Sununu said the President wouldn’t have to self-attest to quarantining for 14 days as his order states because that is only for people who are going to stay in New Hampshire, not people coming in for just the day.

Last Thursday, Sununu relaxed the 14-day quarantine requirement for people coming to New Hampshire from the other five New England states, but left it in place for people outside of New England.

 Much of the country is going through another surge of the outbreak of the deadly, highly transmissible virus COVID-19, with 35 states seeing increases in positive cases at an average of 50,000 a day.
But New Hampshire and the Northeast is the exception.

Dr. Benjamin Chan, state epidemiologist, and Lori Shibinette, commissioner of the state Department of Health and Human Services, said the state is in a relatively good spot with 19 new confirmed cases of COVID-19 Tuesday, three new hospitalizations and two deaths, both residents of long-term care facilities.

The state now has only six of its more than 200 long-term care facilities with outbreaks of three or more cases of COVID-19 and cleared one from the list Tuesday – Bedford Housing and Rehabilitation Center.

Shibinette said the state has only 25 people in the hospital, the lowest hospitalization rate since March.

“We need everyone to take appropriate cautions for not going in the opposite direction,” Chan said.

Over 130,000 people in the United States have died from the virus so far and close to 400 have died in New Hampshire.

But the Republican governor said he understood why the President is coming and would not stop him, even in a pandemic.

“We’re a swing state. This is a campaign,” Sununu said. “This is a state to be won…my guess.”

● **Dataset entries**:
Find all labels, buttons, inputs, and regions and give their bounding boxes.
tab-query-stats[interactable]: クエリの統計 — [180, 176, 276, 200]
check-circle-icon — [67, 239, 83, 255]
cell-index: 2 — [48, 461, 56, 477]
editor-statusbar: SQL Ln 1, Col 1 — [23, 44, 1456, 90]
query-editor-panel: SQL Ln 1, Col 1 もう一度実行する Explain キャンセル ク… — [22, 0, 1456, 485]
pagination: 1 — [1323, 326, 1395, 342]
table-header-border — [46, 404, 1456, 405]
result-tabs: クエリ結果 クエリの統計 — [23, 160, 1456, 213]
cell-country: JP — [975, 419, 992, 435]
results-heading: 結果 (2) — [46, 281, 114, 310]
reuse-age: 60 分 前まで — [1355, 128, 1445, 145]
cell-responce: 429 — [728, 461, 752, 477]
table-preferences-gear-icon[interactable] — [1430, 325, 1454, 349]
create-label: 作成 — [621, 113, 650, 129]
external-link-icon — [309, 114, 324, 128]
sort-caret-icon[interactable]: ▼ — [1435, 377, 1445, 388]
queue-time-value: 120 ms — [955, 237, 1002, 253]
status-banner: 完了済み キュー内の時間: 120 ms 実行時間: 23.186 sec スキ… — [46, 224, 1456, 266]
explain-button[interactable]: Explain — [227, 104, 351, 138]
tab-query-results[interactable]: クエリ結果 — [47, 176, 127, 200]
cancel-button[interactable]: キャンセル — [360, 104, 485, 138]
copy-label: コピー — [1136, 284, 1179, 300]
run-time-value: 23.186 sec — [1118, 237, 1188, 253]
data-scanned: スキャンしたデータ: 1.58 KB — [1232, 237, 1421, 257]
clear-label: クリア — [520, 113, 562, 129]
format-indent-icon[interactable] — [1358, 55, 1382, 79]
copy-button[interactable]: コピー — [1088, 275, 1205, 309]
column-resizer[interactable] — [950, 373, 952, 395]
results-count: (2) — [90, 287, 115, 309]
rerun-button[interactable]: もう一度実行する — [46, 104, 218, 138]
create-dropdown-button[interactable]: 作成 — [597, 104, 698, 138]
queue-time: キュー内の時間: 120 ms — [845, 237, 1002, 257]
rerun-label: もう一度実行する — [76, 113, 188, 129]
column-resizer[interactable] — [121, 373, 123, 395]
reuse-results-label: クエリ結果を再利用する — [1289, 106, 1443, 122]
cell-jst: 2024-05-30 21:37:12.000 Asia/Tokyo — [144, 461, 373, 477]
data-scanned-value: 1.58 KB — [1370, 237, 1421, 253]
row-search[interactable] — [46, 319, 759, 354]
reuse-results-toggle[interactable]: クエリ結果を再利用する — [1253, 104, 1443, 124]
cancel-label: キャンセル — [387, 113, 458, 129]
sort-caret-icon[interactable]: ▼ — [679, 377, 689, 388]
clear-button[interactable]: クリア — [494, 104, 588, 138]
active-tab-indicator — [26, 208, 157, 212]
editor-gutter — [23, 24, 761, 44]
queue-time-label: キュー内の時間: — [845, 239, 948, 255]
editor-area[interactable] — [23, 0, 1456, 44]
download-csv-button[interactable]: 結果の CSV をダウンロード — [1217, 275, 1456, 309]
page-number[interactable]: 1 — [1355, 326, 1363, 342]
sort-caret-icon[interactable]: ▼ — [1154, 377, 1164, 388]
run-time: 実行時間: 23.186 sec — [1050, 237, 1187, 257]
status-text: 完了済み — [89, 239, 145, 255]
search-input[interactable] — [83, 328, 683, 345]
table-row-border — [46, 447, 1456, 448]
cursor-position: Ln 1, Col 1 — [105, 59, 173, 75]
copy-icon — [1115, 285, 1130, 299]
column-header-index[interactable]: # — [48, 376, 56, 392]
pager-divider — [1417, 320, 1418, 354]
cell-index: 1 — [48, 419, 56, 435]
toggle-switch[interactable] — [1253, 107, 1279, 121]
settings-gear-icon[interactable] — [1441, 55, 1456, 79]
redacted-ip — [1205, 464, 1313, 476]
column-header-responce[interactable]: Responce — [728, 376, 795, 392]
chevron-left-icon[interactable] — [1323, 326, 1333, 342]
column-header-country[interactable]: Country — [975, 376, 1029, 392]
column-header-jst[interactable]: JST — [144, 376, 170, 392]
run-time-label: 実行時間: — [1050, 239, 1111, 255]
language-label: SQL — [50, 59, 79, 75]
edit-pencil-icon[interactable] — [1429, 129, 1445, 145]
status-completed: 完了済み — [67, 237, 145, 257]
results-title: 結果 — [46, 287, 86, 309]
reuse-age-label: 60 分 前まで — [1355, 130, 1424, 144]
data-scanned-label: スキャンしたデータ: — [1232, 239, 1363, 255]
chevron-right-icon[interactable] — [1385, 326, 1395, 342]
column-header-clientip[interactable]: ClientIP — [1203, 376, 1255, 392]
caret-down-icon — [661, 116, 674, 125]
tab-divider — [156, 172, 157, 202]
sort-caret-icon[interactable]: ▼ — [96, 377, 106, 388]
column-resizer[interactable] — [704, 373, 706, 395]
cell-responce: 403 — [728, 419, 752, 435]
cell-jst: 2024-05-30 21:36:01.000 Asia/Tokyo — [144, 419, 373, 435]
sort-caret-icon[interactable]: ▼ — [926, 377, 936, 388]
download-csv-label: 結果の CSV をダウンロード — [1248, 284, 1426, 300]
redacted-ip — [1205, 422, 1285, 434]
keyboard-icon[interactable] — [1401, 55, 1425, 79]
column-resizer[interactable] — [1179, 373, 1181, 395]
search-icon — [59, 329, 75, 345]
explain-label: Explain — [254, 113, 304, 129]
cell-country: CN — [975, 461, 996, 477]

● **What this task involves**: Rewrite the passage of the New Hampshire COVID-19 article starting with "Shibinette said the" and going on through "in New Hampshire.", changing "opposite direction" to "wrong direction".

● **Exercise response**:
Shibinette said the state has only 25 people in the hospital, the lowest hospitalization rate since March.

“We need everyone to take appropriate cautions for not going in the wrong direction,” Chan said.

Over 130,000 people in the United States have died from the virus so far and close to 400 have died in New Hampshire.